*To do:*
1. In the passage about the Edelweiss hike, where does the trail to the Margelchopf begin?
2. List the plants that the passage about the Edelweiss hike names as coming up in the recently felled forest.
3. Write the next part of the passage about the Edelweiss hike, continuing after its last sentence.

══ Page excerpt

After a day of rest, The Pope wants to take me up his boyhood mountain, the one we see from his terrace that he’s climbed a hundred times. “Let’s see if we find some Edelweiss,” he says. I’ve never seen it growing in its natural habitat. I compare Edelweiss to mythical creatures, it’s the unicorn of the plant kingdom. It’s not a showy or busty plant, she is rather modest and humble very natural almost bland. She’s no Marilyn Monroe. I wonder how Edelweiss ever got its mystique at all.
The trailhead to the Margelchopf starts through a sloping mountain meadow, the local ski kiddie hill. Up through a scraggy forest recently felled for timber, so the usual post trauma plants are coming up to fix the soil and hold the space for later species: stinging nettles, yellow docks, burdock and other prickly things that most would consider noxious weeds.

════
══ Dataset content

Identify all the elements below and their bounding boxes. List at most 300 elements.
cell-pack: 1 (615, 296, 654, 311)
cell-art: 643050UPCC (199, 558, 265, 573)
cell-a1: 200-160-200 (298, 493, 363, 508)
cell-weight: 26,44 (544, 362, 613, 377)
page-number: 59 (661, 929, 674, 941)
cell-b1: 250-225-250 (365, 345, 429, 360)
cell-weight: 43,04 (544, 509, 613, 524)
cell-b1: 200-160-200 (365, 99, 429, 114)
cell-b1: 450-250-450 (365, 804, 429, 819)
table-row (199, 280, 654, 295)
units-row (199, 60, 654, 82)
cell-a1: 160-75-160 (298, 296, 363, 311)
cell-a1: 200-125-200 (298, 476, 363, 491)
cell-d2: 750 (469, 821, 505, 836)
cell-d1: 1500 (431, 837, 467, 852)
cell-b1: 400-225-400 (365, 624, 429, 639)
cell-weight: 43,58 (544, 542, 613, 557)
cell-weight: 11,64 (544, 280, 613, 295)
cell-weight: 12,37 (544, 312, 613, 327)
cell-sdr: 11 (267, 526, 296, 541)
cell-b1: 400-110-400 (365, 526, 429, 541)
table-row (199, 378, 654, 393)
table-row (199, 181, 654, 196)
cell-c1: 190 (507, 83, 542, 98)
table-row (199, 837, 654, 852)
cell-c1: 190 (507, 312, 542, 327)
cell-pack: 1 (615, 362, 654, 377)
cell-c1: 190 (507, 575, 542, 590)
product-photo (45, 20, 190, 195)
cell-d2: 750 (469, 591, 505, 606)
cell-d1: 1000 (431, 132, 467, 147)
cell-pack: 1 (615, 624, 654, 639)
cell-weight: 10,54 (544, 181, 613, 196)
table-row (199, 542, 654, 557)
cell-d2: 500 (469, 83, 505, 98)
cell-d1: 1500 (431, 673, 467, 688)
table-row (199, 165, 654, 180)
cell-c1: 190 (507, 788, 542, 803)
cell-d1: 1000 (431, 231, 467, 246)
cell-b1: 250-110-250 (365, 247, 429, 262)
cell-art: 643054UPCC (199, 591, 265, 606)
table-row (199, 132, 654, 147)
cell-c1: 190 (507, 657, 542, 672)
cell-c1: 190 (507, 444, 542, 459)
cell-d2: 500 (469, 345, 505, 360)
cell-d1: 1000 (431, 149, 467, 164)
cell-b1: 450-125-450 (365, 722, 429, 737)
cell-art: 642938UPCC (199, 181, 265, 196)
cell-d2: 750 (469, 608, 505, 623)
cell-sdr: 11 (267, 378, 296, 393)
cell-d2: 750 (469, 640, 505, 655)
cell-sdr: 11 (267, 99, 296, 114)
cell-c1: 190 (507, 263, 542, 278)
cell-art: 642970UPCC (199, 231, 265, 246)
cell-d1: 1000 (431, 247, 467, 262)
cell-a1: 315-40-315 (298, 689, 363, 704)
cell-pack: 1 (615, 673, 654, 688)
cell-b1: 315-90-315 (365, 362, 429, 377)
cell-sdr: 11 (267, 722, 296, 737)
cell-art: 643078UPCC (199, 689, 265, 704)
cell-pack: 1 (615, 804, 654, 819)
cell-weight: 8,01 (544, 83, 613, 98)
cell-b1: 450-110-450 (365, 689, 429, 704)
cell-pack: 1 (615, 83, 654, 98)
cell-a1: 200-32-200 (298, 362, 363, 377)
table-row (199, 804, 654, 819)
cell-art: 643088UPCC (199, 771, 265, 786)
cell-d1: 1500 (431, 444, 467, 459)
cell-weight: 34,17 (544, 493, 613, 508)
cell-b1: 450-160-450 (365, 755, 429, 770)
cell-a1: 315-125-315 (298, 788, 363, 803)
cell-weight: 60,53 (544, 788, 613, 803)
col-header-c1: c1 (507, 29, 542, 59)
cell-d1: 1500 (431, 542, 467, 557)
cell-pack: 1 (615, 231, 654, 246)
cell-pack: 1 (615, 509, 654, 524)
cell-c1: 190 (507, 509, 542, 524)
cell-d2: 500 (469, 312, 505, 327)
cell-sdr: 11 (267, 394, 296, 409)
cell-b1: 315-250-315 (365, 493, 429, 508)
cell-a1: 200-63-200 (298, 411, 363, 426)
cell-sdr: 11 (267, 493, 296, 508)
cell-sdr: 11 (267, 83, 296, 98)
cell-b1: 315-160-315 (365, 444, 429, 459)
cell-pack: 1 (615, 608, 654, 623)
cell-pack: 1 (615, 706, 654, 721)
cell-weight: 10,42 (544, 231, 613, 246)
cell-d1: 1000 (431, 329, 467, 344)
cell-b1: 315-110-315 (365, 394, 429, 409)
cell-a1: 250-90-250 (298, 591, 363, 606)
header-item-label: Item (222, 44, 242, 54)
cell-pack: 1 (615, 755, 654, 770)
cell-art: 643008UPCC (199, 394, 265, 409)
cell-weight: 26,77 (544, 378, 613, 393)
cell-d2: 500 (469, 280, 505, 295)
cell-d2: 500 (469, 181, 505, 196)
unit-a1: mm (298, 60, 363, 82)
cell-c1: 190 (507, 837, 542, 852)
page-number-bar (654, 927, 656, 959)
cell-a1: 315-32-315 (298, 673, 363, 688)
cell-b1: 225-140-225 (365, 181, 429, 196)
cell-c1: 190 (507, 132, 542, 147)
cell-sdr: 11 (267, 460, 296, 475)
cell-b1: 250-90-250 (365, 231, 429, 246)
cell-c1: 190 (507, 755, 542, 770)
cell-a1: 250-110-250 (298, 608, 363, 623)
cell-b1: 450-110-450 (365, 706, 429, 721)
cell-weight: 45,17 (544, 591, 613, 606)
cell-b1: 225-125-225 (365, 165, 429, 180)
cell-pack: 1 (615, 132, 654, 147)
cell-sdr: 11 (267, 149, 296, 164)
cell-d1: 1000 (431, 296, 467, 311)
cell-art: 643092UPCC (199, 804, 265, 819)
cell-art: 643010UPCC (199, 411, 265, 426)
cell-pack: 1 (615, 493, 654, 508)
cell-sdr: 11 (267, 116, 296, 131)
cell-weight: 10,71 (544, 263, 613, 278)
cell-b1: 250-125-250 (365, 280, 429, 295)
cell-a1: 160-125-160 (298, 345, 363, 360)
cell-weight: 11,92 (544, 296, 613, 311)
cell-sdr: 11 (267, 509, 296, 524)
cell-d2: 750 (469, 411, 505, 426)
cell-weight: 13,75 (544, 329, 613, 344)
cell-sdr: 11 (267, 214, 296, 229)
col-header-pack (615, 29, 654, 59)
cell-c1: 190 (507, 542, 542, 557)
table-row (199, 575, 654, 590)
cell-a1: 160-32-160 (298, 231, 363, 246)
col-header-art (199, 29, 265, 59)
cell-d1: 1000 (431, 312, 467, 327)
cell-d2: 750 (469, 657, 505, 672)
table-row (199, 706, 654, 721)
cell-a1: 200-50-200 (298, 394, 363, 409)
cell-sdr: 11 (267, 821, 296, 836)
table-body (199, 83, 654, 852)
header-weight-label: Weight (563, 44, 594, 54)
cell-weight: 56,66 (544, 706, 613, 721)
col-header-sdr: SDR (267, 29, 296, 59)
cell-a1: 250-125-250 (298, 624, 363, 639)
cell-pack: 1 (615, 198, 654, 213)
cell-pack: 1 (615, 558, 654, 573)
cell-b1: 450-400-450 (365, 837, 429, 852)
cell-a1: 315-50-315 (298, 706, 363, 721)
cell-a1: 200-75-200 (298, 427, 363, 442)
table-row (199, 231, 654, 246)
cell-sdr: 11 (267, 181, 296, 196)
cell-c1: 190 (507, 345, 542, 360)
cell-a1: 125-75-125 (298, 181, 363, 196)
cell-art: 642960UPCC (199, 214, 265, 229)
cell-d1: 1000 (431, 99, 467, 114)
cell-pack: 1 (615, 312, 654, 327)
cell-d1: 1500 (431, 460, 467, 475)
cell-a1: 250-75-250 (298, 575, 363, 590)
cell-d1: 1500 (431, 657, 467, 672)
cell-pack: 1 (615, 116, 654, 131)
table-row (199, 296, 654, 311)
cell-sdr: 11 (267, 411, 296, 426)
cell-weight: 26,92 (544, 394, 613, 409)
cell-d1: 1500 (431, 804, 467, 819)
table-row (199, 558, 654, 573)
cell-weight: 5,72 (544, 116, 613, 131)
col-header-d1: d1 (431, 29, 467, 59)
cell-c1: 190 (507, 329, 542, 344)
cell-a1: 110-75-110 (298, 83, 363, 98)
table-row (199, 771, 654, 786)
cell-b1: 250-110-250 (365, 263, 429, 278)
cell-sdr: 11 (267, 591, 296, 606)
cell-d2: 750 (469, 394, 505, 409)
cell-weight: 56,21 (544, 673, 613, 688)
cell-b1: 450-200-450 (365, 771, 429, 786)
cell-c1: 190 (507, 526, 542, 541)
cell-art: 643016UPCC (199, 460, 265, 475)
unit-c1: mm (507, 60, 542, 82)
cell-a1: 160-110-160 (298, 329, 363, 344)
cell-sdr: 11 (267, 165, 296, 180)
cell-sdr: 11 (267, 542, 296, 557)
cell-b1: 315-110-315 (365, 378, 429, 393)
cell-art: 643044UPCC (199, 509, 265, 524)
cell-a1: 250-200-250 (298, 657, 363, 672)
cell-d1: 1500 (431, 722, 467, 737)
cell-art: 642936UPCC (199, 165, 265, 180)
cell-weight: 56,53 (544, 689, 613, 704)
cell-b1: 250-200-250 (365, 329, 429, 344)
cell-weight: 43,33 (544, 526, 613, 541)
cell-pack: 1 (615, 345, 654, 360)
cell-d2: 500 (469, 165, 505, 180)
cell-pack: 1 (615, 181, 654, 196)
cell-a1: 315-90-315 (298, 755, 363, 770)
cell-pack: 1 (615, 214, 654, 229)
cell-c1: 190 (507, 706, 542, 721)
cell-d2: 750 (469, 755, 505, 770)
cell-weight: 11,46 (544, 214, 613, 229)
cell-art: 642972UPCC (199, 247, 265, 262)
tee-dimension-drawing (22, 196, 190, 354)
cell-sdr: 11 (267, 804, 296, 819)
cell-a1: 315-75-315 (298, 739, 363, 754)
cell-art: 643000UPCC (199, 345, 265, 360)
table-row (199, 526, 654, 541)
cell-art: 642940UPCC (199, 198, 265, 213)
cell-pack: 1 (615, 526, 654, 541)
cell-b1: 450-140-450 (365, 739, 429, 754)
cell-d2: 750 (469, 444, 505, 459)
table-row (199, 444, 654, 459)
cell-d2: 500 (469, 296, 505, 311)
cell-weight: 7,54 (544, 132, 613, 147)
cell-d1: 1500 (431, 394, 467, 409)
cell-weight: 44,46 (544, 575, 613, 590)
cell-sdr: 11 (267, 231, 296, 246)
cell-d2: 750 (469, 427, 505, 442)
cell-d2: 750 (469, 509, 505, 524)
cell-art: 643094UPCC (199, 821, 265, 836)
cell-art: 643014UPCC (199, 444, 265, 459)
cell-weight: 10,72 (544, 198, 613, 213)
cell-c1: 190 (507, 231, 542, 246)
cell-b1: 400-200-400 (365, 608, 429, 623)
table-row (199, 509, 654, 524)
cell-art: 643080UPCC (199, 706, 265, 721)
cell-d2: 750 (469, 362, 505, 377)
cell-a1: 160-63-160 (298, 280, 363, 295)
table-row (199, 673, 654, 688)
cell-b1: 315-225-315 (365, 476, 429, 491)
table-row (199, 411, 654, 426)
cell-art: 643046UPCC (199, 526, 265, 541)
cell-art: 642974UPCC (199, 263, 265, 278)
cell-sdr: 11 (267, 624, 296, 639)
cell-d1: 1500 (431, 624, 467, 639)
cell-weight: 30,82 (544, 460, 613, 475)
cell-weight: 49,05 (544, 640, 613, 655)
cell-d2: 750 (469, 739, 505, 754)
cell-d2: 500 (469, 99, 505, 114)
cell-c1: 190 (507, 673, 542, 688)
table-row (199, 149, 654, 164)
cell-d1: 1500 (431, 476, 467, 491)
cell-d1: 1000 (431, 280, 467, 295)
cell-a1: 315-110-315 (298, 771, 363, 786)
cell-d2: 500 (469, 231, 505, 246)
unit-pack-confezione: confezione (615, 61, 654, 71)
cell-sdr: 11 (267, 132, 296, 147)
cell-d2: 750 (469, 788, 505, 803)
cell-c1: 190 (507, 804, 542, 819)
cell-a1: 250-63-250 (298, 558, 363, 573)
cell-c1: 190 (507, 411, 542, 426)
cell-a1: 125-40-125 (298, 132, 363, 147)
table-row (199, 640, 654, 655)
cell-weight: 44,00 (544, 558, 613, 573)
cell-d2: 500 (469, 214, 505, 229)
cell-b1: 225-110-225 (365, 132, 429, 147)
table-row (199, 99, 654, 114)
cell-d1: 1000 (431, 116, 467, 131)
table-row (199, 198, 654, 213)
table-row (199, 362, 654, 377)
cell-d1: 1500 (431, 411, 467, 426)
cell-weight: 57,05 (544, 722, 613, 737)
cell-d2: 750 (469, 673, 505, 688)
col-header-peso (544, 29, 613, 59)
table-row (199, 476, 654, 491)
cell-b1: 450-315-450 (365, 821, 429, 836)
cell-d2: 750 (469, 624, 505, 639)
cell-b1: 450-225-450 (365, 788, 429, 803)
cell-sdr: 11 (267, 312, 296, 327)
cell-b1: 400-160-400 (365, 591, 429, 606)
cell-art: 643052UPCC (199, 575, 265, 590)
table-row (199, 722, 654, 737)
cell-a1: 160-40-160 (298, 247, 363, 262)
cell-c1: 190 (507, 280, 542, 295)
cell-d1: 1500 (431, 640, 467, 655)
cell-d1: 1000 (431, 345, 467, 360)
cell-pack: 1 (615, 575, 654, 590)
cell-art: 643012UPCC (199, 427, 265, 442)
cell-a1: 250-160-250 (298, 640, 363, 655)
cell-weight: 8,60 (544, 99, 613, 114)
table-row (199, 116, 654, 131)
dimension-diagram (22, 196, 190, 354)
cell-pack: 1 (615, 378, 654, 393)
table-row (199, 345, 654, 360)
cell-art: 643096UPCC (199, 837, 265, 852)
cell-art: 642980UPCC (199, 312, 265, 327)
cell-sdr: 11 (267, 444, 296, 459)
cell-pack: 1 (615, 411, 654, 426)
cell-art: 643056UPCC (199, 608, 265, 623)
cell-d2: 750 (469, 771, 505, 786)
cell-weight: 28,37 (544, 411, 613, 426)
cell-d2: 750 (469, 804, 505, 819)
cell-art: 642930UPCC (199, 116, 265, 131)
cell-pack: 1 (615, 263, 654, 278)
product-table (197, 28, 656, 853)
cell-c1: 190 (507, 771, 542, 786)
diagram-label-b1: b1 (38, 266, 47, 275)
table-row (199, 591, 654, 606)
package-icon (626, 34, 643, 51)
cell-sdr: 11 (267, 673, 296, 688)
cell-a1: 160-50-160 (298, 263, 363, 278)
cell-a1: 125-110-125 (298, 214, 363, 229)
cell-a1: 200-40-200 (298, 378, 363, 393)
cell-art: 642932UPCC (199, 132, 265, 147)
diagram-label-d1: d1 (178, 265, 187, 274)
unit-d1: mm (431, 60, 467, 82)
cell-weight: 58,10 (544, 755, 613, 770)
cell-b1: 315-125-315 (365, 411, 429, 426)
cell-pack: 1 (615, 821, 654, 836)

════

*Answers to the problems:*
1. It starts through a sloping mountain meadow, the local ski kiddie hill.

2. Stinging nettles, yellow docks, burdock

3.
We pass through the electric fence into a barnyard where one brown cow weighted down by full udders is waiting at the door to go in the barn. We continue up, up up until we reach that treeless space on the mountain I love so much, where time seems to stand still and nothing down below matters. We can hear the distant rumbling of the cars on the Autobahn and chiming cow bells, but the air is still. It starts to cool as go higher, but the sun is warm on the skin. There is a certain high you get, here it’s called a Mountain Rausch, a buzz of sorts in the rarified air. The sky is deep indigo blue and not a cloud in the heavens. A young, fetching man runs past us in purple Crocs with his Australian shepard. He’s over the knoll and when we reach it a few minutes later, there’s no trace of him. He just Poof, disappeared like magic. There are many ultra light runners in these mountains, but this is the first time I’d seen one in Crocs. We don’t talk much when we’re hiking and that’s how we like it, but it’s important to stay alert and focused, and keep sure footing.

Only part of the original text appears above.